EXERCISE BRIEF: Reproduce the listing below word for word, from its first line through the line containing "- message-text: yasss: [1005, 800, 1104, 842]", with both of those lines included.

RECORDS FOR THE TASK:
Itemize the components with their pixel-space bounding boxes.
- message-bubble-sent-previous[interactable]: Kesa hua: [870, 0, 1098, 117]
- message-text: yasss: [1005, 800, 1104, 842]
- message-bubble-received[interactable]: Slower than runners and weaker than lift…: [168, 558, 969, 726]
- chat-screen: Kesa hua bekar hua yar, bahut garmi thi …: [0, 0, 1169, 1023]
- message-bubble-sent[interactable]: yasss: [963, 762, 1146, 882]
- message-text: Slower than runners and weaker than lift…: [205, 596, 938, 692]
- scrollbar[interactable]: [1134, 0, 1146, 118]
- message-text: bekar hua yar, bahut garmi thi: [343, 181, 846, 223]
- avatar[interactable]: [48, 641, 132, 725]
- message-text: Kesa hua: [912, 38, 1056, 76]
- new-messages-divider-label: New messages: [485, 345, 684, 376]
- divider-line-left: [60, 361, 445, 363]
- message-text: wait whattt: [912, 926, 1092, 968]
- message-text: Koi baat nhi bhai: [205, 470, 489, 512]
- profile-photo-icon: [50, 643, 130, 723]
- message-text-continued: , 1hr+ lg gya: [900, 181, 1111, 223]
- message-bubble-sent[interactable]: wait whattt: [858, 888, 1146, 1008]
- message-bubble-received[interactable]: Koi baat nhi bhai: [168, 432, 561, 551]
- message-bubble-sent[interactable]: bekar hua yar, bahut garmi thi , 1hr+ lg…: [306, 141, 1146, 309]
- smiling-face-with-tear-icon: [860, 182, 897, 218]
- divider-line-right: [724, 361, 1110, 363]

ANSWER FOR THE TASK:
Itemize the components with their pixel-space bounding boxes.
- message-bubble-sent-previous[interactable]: Kesa hua: [870, 0, 1098, 117]
- message-text: yasss: [1005, 800, 1104, 842]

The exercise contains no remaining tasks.